Repeat the line that contains "Extract the structured" and all lines after it through the end, exactly as they are, minus the pictures.

Excerpts from a figure dataset:

>>>

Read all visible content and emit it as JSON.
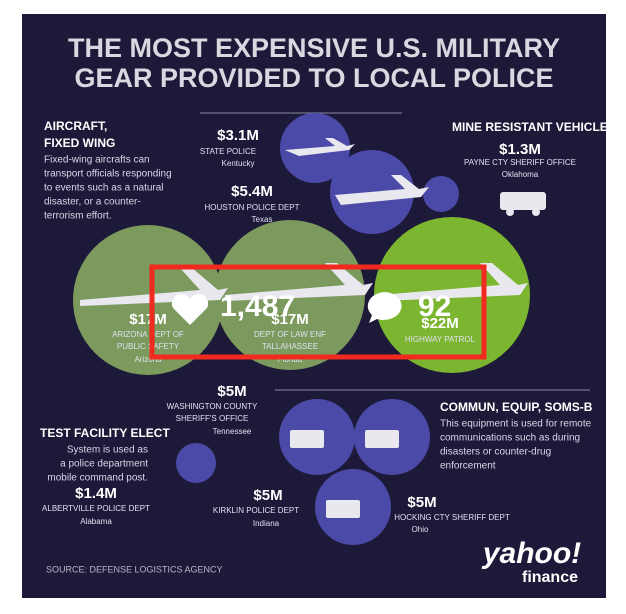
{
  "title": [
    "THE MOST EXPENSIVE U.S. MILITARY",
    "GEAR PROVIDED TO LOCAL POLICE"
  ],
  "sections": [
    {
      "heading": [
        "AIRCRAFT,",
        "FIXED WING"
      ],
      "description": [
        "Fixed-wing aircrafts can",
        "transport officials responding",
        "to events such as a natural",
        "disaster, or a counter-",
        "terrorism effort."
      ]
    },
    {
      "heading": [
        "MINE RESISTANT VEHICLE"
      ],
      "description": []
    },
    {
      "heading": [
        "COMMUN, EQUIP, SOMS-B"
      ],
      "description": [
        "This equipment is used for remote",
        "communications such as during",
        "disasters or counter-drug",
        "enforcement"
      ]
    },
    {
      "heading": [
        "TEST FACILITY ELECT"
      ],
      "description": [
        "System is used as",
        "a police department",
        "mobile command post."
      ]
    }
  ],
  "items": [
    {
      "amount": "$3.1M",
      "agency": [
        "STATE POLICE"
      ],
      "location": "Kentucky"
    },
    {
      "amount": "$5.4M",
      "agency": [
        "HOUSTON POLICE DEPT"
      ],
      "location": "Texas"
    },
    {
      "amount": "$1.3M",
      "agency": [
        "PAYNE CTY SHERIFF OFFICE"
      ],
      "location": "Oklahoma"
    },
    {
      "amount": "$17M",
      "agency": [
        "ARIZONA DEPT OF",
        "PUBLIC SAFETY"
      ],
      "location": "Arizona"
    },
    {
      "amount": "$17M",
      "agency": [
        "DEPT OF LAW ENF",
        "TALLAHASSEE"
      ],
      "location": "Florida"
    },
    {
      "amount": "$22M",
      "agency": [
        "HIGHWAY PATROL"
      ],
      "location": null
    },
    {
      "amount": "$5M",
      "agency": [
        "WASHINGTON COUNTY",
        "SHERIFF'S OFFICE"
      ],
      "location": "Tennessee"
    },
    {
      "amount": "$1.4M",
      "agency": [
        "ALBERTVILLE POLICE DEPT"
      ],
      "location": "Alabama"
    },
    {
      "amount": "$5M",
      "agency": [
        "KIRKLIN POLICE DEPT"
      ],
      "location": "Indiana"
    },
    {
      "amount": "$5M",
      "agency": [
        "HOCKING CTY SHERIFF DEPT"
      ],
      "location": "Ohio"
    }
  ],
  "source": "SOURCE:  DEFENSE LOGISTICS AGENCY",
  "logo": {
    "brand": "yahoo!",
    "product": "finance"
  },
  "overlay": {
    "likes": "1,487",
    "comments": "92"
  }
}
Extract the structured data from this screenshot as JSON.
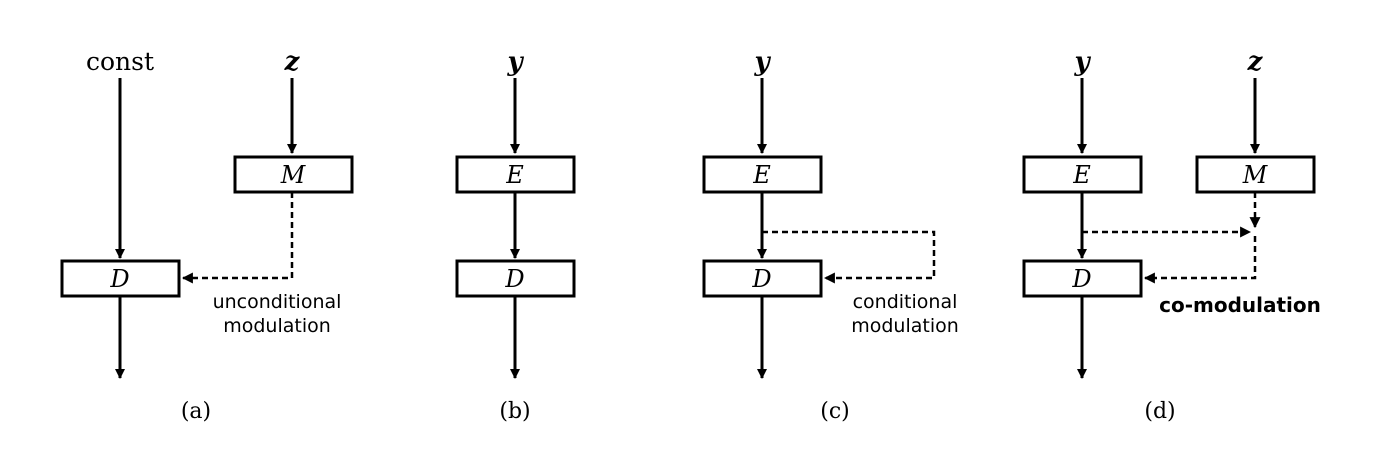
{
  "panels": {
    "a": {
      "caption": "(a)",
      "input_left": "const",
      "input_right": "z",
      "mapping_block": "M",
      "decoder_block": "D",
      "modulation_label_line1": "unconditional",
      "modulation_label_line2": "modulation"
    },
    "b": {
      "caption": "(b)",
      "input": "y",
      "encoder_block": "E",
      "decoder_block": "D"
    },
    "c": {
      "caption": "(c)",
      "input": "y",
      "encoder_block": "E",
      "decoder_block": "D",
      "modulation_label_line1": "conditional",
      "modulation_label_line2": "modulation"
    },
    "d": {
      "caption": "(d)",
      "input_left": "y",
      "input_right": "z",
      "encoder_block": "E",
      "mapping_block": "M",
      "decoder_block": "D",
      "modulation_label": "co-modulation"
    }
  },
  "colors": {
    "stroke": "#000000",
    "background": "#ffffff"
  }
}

<<<

-- Completed task --
Extract the structured data from this screenshot as JSON.
{
  "panels": {
    "a": {
      "caption": "(a)",
      "input_left": "const",
      "input_right": "z",
      "mapping_block": "M",
      "decoder_block": "D",
      "modulation_label_line1": "unconditional",
      "modulation_label_line2": "modulation"
    },
    "b": {
      "caption": "(b)",
      "input": "y",
      "encoder_block": "E",
      "decoder_block": "D"
    },
    "c": {
      "caption": "(c)",
      "input": "y",
      "encoder_block": "E",
      "decoder_block": "D",
      "modulation_label_line1": "conditional",
      "modulation_label_line2": "modulation"
    },
    "d": {
      "caption": "(d)",
      "input_left": "y",
      "input_right": "z",
      "encoder_block": "E",
      "mapping_block": "M",
      "decoder_block": "D",
      "modulation_label": "co-modulation"
    }
  },
  "colors": {
    "stroke": "#000000",
    "background": "#ffffff"
  }
}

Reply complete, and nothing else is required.